[Start of Material to process]

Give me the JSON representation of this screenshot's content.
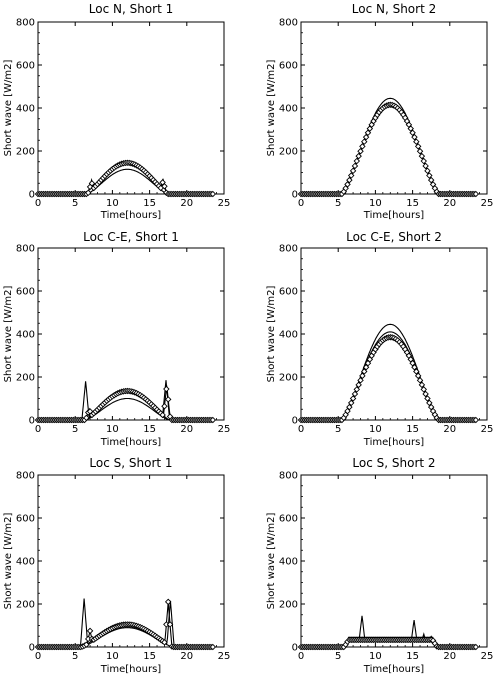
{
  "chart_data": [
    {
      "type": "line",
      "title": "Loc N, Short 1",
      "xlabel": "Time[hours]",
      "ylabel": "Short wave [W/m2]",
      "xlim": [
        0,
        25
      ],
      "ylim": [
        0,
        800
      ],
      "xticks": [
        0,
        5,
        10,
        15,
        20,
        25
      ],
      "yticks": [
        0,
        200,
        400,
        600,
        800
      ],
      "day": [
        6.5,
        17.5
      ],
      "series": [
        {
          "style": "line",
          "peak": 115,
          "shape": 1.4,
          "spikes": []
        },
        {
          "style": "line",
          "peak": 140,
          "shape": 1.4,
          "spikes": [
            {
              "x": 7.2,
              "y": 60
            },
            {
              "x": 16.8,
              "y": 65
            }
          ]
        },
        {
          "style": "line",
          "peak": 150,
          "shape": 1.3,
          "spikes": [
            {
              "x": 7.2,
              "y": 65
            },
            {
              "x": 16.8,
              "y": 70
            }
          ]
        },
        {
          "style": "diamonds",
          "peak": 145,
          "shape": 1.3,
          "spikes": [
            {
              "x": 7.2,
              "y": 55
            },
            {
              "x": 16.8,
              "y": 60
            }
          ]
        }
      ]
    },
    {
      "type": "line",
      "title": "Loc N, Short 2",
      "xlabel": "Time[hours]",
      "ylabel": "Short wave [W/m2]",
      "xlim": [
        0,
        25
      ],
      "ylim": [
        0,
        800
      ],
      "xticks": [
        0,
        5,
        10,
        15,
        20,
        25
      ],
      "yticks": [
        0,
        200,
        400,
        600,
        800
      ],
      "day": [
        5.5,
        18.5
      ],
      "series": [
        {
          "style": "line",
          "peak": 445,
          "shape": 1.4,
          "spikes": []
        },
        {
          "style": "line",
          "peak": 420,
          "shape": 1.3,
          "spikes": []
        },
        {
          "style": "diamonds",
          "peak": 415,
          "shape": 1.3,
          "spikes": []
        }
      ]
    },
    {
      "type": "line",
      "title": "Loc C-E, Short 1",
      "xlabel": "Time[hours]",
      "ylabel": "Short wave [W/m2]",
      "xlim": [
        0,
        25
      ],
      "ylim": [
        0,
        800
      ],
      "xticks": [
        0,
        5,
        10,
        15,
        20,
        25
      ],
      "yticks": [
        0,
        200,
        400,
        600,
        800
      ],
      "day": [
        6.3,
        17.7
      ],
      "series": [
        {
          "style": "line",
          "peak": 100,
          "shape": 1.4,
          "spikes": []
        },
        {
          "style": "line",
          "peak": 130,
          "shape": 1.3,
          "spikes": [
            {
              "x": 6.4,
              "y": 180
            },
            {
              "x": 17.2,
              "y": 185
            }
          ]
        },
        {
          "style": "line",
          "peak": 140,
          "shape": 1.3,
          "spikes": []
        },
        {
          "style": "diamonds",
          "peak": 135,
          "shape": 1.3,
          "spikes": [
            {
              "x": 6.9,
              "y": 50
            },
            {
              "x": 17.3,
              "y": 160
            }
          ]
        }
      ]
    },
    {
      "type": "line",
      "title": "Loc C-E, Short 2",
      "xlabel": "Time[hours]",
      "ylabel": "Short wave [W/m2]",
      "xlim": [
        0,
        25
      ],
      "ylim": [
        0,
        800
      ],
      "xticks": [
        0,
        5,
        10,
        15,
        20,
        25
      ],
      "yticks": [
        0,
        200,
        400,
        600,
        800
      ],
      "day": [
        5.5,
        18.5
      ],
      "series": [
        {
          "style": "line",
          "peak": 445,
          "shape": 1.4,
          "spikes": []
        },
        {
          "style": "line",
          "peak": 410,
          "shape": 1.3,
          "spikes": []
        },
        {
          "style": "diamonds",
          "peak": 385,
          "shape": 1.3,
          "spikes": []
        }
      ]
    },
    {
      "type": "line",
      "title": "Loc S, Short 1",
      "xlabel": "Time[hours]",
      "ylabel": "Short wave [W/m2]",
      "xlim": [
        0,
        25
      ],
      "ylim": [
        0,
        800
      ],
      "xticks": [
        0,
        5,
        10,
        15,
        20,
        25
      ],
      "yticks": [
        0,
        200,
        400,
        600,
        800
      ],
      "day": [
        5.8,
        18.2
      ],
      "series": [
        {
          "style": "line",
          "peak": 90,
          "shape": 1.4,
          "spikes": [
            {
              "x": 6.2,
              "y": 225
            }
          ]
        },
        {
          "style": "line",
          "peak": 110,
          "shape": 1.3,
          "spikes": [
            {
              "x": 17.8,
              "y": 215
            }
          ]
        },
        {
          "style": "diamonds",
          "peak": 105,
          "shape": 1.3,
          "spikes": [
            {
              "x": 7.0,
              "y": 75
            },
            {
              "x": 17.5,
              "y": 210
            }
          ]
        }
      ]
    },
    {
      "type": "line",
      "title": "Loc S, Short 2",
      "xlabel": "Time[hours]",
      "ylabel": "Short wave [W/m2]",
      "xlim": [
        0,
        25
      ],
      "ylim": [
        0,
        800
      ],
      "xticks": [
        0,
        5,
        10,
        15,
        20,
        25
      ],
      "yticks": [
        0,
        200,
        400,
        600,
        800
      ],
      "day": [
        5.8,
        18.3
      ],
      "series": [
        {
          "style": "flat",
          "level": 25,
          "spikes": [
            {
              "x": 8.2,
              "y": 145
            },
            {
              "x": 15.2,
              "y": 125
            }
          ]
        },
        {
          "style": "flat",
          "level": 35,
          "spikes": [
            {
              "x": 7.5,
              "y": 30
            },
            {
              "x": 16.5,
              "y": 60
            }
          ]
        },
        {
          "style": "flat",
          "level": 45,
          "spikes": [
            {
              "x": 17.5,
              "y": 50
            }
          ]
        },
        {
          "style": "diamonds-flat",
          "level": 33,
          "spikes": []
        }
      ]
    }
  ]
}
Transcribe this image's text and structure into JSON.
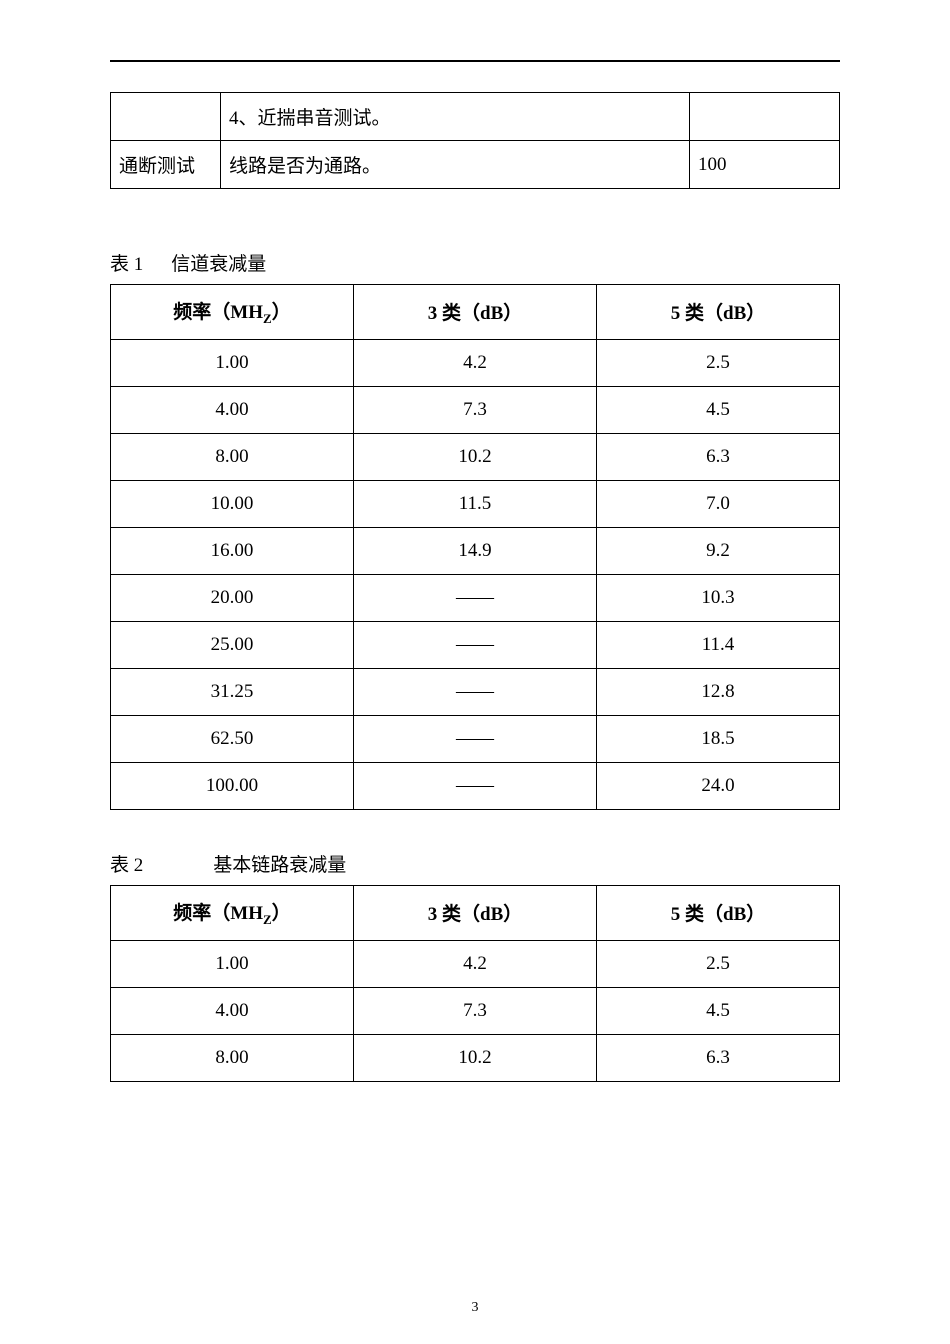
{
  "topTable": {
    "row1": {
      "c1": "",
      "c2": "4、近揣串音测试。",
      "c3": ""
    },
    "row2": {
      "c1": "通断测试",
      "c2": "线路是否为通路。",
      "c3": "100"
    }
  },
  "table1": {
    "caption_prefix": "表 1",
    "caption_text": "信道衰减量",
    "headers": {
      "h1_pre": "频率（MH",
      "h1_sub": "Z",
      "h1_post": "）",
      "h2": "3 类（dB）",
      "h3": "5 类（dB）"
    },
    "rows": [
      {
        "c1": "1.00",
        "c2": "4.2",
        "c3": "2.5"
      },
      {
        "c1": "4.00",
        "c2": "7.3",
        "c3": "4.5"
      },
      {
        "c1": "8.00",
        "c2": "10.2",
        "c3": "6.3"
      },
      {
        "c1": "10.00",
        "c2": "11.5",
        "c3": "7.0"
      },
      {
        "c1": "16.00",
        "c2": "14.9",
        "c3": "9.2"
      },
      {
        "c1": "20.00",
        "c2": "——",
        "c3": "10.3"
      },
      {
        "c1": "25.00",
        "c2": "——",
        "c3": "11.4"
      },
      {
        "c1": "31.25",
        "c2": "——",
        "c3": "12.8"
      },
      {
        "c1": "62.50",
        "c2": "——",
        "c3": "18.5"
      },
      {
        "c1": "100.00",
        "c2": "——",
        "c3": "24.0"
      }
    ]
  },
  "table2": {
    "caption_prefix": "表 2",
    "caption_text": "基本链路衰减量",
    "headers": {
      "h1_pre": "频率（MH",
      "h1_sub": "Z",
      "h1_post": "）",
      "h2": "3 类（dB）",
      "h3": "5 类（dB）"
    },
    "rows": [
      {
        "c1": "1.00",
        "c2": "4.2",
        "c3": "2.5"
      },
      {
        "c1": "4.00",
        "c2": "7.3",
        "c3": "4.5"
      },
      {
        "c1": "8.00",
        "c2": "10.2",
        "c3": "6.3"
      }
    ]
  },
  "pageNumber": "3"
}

[End of Material to process]
[Start of Material to process]

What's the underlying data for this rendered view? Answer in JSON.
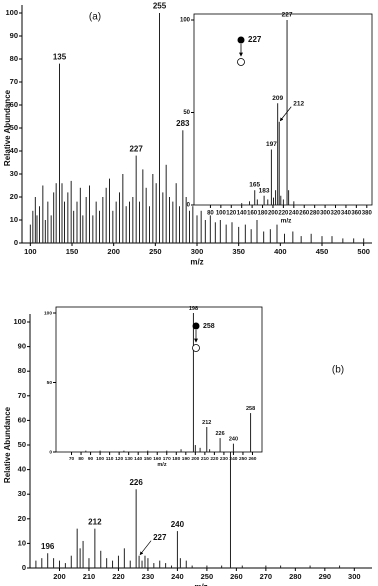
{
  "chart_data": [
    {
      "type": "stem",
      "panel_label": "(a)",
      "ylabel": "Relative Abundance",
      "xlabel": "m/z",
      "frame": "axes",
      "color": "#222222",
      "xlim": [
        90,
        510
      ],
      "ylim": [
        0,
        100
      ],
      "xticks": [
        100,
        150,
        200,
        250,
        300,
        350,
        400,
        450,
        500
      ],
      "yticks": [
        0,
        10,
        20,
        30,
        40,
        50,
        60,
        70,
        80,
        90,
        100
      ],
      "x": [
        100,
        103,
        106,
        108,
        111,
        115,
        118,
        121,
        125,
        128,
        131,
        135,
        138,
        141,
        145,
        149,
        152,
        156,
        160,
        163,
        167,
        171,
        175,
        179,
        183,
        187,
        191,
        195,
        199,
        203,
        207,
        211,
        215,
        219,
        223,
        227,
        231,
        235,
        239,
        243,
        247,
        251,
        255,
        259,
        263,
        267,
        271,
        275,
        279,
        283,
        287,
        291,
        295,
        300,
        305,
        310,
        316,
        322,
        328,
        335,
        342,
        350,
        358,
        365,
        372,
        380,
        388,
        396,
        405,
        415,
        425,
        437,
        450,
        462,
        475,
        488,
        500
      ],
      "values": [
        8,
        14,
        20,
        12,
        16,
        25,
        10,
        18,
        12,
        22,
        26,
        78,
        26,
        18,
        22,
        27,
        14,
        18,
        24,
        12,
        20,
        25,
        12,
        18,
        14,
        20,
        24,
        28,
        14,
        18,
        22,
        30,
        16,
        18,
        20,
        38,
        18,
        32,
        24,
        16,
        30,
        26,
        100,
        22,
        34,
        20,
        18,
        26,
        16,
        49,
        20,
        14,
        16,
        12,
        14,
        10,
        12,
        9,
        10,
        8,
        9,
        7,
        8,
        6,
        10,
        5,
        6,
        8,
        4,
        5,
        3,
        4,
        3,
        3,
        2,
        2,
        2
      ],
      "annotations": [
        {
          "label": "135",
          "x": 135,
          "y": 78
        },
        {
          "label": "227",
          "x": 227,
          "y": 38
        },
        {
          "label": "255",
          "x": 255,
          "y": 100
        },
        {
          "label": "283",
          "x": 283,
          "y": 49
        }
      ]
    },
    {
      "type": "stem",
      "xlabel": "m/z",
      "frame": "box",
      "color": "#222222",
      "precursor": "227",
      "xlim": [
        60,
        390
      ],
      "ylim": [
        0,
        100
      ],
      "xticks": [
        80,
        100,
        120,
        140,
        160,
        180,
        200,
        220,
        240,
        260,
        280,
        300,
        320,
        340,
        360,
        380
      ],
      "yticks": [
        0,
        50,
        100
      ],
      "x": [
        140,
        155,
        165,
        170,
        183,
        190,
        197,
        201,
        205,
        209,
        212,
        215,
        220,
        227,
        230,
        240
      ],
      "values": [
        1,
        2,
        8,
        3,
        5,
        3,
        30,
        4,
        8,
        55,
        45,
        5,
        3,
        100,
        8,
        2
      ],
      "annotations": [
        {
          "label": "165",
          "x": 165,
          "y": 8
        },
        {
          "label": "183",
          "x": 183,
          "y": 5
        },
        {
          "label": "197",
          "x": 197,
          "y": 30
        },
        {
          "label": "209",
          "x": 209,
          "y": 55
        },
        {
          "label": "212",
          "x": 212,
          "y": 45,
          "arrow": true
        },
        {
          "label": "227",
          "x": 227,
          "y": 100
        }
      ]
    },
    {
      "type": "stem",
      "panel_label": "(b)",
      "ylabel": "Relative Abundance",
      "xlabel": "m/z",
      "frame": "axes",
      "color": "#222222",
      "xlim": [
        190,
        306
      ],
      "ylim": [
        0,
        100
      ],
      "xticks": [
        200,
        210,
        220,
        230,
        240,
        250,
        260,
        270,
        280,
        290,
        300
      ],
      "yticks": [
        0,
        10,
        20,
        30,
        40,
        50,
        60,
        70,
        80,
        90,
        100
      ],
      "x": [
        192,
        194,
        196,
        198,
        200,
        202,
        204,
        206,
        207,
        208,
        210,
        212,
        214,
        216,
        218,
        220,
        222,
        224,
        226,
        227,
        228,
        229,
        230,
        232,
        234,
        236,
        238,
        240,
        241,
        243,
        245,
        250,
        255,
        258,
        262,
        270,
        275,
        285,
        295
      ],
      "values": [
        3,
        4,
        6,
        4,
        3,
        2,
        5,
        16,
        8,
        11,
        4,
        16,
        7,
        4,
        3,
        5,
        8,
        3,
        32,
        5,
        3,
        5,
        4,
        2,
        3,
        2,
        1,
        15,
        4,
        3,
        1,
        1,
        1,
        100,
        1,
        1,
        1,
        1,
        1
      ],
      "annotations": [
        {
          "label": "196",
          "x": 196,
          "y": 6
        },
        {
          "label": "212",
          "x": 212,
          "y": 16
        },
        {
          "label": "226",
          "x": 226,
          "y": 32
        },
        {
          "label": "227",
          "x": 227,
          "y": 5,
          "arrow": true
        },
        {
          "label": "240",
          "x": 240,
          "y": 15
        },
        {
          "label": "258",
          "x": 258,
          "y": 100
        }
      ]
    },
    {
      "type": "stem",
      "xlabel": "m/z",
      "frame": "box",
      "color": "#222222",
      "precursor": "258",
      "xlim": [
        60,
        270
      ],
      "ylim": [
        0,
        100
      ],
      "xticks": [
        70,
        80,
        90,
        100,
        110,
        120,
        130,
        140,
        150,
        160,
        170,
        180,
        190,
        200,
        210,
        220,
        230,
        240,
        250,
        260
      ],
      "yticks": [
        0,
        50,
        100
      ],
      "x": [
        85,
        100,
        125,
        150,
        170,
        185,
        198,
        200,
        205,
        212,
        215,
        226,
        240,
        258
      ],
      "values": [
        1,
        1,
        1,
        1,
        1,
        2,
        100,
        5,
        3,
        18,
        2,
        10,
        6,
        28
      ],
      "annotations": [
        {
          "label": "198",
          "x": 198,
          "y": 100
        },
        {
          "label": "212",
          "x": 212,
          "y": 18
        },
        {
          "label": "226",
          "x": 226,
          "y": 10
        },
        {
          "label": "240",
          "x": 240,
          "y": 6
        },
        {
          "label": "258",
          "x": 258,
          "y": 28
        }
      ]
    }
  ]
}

[End of Material to process]

**Task to complete**
Check every line of the entries above for the word "JSON" and report how many lines contain it, giving the number only.

**Result for this exercise**
3